__INSTRUCTIONS FOR THE TASK__.
Each line containing the word "Patient" must be collected.

# START OF RECORDS FOR THE TASK

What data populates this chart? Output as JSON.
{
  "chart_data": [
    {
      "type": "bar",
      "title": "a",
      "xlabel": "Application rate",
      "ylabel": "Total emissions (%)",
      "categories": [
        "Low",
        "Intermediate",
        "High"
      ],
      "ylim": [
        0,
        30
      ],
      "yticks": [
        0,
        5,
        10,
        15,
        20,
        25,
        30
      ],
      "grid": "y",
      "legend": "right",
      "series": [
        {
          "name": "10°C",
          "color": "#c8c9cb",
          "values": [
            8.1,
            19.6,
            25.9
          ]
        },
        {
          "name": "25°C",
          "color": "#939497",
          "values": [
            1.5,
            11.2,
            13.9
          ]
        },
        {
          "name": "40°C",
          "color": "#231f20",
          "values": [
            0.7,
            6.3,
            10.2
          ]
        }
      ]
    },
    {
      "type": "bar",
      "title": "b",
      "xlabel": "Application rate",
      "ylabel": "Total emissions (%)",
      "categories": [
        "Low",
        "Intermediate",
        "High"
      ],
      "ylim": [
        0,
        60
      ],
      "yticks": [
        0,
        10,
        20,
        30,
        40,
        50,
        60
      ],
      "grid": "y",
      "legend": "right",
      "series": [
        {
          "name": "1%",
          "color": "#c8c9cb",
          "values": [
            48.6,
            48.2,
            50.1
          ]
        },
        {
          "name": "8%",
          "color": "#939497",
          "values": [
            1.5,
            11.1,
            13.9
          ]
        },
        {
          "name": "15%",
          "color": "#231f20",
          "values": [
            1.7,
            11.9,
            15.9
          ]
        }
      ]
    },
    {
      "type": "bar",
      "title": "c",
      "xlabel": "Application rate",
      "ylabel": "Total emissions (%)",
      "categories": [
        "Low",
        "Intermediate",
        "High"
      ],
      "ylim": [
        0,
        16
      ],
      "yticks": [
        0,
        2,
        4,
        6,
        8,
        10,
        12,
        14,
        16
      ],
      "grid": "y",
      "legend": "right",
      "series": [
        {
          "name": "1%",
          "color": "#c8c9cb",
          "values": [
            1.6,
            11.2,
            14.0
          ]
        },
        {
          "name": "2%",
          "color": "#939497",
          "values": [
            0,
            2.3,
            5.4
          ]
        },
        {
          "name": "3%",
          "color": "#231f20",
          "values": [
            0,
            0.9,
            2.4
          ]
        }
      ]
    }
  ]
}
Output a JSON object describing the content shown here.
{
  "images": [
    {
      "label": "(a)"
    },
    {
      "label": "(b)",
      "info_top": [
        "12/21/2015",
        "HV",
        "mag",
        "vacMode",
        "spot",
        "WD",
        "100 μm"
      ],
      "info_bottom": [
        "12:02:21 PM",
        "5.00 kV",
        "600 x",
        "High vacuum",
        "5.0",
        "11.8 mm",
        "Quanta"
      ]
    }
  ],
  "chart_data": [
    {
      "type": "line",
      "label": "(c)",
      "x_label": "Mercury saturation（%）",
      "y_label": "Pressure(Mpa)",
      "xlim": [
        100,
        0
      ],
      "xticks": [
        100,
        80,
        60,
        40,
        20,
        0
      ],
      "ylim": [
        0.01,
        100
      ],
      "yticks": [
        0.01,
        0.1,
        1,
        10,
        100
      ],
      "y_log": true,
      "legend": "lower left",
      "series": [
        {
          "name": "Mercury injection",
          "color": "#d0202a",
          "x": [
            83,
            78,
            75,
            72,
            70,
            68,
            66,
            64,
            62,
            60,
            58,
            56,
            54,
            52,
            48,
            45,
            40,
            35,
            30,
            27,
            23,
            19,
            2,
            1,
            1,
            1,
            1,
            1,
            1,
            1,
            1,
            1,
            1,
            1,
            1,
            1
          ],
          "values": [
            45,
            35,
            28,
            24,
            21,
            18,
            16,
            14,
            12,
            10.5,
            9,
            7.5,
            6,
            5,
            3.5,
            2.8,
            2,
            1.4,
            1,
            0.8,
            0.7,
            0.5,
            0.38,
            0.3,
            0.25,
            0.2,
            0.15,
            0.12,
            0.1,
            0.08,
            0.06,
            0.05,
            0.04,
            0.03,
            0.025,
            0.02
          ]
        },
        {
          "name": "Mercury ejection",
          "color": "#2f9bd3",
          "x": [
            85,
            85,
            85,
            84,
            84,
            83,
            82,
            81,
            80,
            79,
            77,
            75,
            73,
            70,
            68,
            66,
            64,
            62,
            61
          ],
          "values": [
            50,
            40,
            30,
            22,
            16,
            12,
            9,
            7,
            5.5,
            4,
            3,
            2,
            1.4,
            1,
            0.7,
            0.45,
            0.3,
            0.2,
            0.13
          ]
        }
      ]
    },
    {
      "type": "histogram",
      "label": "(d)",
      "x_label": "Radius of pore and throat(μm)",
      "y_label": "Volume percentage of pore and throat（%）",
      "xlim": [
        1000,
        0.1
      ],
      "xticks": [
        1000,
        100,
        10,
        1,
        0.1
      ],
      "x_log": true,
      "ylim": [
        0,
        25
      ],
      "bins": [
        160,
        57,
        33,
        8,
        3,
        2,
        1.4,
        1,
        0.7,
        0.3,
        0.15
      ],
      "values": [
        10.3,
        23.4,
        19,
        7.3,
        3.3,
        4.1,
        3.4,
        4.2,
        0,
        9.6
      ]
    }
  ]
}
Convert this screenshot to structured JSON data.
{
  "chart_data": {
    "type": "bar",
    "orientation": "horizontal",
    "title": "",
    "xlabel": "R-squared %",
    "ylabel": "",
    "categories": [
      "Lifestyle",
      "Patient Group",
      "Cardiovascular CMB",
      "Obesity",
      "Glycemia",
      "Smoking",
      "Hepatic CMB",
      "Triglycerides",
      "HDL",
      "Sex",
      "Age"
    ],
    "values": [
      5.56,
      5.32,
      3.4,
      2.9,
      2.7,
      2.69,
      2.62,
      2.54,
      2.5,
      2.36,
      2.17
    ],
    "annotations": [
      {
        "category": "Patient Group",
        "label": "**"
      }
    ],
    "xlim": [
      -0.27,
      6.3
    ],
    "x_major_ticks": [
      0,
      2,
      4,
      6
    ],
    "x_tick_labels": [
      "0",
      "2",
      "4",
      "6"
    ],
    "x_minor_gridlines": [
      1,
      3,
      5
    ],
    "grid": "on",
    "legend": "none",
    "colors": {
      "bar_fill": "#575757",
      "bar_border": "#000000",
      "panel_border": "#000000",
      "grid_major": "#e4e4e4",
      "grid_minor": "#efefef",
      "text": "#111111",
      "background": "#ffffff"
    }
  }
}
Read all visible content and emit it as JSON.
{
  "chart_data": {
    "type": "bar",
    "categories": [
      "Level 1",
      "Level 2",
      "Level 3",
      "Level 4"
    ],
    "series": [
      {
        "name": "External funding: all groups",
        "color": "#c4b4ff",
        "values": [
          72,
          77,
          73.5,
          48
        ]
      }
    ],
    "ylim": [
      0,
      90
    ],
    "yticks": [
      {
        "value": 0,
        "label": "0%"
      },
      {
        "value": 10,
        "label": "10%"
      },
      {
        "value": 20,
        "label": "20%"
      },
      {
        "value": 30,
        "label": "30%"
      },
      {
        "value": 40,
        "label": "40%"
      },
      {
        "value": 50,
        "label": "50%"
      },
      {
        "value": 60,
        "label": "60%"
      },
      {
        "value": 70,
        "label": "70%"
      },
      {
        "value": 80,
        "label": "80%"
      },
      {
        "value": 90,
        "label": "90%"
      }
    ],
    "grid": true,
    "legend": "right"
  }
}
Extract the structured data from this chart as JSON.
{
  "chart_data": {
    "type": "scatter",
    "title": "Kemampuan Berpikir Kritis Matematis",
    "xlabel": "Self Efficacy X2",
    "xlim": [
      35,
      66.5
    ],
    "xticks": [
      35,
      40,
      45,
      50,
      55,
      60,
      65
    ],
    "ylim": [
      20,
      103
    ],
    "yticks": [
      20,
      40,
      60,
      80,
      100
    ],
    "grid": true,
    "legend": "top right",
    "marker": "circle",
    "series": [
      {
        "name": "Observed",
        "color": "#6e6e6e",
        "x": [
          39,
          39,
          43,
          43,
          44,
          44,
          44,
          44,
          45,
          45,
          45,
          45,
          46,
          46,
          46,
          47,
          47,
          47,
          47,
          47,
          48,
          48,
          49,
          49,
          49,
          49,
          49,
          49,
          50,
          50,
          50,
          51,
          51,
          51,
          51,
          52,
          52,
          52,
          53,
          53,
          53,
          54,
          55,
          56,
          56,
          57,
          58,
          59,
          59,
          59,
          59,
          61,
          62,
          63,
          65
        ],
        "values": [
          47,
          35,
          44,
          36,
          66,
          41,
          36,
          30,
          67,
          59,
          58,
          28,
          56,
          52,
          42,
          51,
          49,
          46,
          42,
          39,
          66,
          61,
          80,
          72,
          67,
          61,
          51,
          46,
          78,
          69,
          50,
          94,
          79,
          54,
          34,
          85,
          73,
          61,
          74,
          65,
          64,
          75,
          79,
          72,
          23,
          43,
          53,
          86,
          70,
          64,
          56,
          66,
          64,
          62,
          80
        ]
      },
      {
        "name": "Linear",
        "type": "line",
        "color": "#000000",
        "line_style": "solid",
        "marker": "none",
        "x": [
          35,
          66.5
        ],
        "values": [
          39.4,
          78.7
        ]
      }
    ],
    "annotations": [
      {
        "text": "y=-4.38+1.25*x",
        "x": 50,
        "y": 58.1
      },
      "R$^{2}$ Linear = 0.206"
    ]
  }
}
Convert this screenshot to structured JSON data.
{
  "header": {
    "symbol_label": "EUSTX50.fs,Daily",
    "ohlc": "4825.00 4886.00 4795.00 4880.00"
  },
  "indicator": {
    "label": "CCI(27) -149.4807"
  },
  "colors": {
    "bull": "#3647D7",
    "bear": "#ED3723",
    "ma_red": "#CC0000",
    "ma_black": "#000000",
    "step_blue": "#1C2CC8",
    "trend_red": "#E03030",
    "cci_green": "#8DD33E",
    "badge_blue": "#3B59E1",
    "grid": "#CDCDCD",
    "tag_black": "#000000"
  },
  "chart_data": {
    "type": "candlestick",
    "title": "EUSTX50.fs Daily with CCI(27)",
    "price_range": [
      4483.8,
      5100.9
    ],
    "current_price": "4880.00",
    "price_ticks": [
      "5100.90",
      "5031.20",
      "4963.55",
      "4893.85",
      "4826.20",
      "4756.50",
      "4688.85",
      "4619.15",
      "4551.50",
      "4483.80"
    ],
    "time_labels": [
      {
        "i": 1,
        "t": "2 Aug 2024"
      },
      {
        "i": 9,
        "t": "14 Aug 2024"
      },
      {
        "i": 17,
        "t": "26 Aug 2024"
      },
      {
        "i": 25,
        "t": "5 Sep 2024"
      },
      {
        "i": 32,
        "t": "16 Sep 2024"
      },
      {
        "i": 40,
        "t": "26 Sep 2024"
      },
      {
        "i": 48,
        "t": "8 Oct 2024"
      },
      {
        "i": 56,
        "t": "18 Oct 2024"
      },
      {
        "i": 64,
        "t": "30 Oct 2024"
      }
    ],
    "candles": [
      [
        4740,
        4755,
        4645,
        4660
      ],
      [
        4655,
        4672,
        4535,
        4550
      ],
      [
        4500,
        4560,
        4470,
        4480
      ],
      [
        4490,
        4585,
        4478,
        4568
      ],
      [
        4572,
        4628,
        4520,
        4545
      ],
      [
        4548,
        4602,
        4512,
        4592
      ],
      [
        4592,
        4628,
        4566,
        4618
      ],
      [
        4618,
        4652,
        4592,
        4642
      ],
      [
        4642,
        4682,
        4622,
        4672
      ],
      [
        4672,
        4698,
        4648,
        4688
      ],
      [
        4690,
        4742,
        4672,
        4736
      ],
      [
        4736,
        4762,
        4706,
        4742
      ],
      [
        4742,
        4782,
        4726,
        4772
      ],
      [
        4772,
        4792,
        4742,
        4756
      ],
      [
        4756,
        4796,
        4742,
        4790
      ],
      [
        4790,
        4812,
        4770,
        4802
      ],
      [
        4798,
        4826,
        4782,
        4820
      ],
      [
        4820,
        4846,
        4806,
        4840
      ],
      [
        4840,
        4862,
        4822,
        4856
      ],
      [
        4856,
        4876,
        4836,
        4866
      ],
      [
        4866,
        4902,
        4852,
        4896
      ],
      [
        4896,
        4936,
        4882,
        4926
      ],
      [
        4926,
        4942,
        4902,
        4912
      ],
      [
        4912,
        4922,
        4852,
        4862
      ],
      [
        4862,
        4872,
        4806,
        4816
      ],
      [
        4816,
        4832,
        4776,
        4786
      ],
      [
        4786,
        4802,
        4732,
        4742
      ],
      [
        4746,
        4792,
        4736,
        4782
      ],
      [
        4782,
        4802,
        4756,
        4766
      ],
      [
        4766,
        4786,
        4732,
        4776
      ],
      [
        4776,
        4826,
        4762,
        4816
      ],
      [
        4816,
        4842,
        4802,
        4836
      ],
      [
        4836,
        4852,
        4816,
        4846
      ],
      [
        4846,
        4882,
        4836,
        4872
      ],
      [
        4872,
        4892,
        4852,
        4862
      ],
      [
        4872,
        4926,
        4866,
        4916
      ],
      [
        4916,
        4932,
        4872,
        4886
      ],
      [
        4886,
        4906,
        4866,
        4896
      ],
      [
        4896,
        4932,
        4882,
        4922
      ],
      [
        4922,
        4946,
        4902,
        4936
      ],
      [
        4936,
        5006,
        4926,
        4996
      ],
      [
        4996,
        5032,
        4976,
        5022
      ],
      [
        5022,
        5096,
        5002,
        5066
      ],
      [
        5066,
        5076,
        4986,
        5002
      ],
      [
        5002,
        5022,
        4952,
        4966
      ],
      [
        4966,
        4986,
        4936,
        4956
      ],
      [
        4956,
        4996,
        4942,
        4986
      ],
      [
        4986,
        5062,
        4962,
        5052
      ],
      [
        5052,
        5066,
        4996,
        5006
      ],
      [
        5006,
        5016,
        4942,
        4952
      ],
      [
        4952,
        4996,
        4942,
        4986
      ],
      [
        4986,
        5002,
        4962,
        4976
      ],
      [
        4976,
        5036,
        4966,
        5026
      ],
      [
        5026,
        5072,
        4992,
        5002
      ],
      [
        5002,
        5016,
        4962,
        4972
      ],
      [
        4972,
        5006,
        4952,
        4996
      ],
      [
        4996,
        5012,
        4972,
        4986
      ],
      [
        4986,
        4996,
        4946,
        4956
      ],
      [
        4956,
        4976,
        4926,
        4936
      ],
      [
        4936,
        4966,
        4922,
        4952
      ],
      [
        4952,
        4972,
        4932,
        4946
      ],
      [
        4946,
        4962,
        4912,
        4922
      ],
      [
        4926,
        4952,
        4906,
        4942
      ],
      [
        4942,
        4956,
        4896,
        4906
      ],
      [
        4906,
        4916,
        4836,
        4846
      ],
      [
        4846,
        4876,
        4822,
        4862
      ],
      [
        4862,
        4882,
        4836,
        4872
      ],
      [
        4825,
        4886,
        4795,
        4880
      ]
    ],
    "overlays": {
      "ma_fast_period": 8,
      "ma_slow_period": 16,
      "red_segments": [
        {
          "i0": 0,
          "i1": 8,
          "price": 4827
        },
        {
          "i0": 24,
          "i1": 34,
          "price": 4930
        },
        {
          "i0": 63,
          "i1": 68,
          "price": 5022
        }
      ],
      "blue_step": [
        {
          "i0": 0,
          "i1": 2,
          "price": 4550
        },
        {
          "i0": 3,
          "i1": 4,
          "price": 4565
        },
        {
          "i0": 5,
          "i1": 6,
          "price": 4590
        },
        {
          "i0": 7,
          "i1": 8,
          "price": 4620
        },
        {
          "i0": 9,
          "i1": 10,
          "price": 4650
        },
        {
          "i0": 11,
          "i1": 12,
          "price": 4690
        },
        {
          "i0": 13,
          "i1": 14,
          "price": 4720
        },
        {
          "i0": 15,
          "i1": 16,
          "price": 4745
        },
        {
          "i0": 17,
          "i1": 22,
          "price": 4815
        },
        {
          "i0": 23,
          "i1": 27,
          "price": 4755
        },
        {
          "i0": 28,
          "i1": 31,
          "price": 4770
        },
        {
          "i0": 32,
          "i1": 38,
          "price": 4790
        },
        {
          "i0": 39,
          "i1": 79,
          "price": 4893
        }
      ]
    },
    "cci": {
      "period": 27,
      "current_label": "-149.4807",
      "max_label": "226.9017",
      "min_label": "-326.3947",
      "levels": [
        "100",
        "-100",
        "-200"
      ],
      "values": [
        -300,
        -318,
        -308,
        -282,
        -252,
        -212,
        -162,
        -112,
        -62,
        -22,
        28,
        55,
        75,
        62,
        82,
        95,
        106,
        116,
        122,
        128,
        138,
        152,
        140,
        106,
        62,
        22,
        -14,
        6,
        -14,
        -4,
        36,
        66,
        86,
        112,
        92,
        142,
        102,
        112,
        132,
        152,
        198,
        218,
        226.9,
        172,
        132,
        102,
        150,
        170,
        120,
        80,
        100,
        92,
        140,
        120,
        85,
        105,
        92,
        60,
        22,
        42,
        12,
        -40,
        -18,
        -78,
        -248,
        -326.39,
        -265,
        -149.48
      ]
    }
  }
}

# END OF RECORDS FOR THE TASK

__WORKED SOLUTION__.
      "Patient Group",
        "category": "Patient Group",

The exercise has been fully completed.